*** Data for processing ***
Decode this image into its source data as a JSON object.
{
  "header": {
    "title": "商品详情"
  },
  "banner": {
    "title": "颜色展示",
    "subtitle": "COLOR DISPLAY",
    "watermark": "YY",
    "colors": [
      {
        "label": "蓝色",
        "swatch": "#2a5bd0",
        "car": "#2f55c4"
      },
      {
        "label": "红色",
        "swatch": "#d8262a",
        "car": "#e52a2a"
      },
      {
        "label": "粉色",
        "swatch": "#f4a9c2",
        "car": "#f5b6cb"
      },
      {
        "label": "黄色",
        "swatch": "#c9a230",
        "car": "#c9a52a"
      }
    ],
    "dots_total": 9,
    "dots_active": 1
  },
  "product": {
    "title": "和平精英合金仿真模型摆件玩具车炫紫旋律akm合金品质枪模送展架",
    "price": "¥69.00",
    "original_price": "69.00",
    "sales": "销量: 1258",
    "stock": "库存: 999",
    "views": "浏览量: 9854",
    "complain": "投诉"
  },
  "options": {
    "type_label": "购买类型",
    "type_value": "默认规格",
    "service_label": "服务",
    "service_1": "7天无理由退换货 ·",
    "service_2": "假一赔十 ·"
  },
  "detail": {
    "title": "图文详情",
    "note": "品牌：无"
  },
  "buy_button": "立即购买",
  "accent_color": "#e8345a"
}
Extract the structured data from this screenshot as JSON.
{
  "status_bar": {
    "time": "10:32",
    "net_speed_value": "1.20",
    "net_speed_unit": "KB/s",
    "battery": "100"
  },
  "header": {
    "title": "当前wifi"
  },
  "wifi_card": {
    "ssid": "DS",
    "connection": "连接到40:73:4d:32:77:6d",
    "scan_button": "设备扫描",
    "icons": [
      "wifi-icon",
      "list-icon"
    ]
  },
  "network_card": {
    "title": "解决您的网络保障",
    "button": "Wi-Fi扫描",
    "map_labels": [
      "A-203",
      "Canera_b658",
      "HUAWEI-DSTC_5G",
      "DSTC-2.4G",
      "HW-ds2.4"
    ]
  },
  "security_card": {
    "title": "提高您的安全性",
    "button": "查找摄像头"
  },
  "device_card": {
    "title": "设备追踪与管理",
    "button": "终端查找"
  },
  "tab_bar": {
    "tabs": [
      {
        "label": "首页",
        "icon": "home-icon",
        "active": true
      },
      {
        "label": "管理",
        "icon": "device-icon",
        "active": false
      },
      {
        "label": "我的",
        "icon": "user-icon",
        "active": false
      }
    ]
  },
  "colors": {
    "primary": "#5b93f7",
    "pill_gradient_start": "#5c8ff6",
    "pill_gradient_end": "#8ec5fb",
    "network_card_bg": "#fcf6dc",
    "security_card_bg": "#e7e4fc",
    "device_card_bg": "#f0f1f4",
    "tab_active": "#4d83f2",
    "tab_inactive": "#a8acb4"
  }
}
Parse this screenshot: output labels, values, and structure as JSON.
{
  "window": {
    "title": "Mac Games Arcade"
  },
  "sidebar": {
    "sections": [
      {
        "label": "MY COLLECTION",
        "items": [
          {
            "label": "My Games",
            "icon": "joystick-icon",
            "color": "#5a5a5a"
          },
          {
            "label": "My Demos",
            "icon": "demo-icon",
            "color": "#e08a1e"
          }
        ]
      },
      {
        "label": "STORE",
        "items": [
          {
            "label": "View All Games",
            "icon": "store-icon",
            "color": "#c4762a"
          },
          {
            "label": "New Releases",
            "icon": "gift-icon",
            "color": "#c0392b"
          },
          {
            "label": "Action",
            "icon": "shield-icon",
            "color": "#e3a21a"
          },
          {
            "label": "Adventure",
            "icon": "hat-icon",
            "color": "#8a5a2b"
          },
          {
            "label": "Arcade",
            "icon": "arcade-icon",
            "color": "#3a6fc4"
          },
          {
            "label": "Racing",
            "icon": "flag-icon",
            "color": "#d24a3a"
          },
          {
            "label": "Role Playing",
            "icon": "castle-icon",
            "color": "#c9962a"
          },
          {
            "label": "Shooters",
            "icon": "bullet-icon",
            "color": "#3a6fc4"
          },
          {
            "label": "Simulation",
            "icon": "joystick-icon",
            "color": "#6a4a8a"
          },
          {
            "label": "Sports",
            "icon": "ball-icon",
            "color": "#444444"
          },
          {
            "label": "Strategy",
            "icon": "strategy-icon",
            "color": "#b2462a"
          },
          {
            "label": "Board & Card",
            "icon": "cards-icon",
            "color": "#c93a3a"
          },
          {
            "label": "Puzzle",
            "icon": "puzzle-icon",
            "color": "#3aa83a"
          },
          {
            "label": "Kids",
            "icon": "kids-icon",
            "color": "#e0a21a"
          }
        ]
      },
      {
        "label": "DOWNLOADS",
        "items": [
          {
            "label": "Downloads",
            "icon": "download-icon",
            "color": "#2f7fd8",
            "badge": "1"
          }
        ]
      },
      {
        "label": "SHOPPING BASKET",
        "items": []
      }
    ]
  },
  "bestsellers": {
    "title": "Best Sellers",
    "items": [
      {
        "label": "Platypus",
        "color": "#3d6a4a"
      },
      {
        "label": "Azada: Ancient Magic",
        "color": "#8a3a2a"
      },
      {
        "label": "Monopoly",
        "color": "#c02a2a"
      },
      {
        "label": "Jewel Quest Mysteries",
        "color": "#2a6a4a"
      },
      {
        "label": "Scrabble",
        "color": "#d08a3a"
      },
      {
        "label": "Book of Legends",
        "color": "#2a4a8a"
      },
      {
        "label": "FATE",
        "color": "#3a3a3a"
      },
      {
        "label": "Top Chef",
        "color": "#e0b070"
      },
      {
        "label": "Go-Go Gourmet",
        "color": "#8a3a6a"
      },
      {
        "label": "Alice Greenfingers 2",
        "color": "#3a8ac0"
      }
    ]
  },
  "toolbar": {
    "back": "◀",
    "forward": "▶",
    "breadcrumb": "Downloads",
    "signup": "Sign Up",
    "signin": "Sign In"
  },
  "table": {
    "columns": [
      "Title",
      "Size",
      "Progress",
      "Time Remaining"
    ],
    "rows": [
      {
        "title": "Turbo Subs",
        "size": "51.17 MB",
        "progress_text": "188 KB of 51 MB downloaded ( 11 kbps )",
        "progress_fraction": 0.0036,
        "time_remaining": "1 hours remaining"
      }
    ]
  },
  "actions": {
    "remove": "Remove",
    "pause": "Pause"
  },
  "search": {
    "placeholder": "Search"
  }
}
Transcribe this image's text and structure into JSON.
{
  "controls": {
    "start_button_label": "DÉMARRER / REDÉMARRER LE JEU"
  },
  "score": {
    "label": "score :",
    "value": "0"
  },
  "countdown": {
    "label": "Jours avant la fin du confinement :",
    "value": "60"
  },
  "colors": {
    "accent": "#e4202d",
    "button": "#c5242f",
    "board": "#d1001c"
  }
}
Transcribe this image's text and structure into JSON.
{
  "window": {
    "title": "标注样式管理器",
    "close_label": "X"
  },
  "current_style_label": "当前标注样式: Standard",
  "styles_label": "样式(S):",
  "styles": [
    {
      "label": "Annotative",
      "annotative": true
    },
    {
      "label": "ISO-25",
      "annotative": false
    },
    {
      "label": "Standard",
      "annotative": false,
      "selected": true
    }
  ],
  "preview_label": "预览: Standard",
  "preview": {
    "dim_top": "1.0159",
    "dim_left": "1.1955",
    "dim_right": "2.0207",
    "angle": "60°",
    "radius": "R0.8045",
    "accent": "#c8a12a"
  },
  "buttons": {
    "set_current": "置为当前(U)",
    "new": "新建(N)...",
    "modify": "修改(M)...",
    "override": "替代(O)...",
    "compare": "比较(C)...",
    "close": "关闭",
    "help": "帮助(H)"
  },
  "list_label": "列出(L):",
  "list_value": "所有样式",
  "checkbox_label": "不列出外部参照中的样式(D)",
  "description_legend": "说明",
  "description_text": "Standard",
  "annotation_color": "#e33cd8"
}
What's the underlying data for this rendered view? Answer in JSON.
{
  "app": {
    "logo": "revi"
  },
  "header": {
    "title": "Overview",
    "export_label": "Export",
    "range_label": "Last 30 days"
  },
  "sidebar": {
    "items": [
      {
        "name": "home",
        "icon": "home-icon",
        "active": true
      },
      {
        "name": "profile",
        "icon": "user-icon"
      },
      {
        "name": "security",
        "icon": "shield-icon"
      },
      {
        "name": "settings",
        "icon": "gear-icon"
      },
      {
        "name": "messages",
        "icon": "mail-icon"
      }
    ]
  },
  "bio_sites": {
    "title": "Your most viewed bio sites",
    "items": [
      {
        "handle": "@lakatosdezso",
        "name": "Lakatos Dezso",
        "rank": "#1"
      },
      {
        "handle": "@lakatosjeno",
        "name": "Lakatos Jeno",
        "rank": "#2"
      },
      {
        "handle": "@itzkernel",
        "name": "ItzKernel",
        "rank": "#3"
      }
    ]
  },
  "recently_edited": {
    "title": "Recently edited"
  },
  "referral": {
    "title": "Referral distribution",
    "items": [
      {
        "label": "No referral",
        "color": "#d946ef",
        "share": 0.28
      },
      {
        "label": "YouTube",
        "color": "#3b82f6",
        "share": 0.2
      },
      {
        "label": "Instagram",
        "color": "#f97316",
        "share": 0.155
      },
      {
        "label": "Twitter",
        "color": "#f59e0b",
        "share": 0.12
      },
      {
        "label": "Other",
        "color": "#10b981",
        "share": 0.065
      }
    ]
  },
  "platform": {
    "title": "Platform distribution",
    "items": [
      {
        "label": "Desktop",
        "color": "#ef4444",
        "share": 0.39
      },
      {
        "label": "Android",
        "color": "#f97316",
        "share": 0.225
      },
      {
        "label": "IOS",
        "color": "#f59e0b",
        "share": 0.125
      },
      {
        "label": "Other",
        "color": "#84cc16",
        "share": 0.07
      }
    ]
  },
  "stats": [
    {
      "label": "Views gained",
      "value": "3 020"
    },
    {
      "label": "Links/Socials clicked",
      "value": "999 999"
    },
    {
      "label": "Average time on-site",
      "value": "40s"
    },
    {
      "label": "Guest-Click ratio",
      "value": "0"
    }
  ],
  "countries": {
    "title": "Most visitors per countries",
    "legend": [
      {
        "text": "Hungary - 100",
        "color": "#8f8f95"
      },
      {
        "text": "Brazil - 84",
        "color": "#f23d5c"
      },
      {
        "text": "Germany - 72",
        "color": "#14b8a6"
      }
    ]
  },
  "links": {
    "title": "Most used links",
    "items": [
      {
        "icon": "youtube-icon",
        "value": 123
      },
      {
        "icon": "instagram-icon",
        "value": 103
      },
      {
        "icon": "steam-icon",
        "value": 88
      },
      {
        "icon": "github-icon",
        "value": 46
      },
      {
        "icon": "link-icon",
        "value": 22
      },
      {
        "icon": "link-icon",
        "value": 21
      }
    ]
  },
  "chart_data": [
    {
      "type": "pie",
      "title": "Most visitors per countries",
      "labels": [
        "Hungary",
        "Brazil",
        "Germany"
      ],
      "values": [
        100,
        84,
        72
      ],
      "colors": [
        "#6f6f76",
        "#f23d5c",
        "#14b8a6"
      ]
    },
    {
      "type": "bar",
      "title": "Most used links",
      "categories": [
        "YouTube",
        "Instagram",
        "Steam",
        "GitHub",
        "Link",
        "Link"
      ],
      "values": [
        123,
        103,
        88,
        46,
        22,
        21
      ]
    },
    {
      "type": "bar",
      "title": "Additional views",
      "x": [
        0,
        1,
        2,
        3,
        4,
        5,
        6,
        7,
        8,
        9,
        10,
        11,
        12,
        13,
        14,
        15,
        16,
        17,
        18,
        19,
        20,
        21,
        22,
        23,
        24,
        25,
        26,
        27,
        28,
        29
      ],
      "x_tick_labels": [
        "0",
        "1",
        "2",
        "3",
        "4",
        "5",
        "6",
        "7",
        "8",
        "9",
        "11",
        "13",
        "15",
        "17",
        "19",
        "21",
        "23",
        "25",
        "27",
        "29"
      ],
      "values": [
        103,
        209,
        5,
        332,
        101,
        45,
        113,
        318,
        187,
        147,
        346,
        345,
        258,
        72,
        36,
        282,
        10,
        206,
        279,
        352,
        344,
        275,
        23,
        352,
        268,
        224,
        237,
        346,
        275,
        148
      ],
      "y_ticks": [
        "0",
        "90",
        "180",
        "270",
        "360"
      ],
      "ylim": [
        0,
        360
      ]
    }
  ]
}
***
Problem to solve — How many lines in the records above contain the word "used"? Give only the number.

Complete response — 2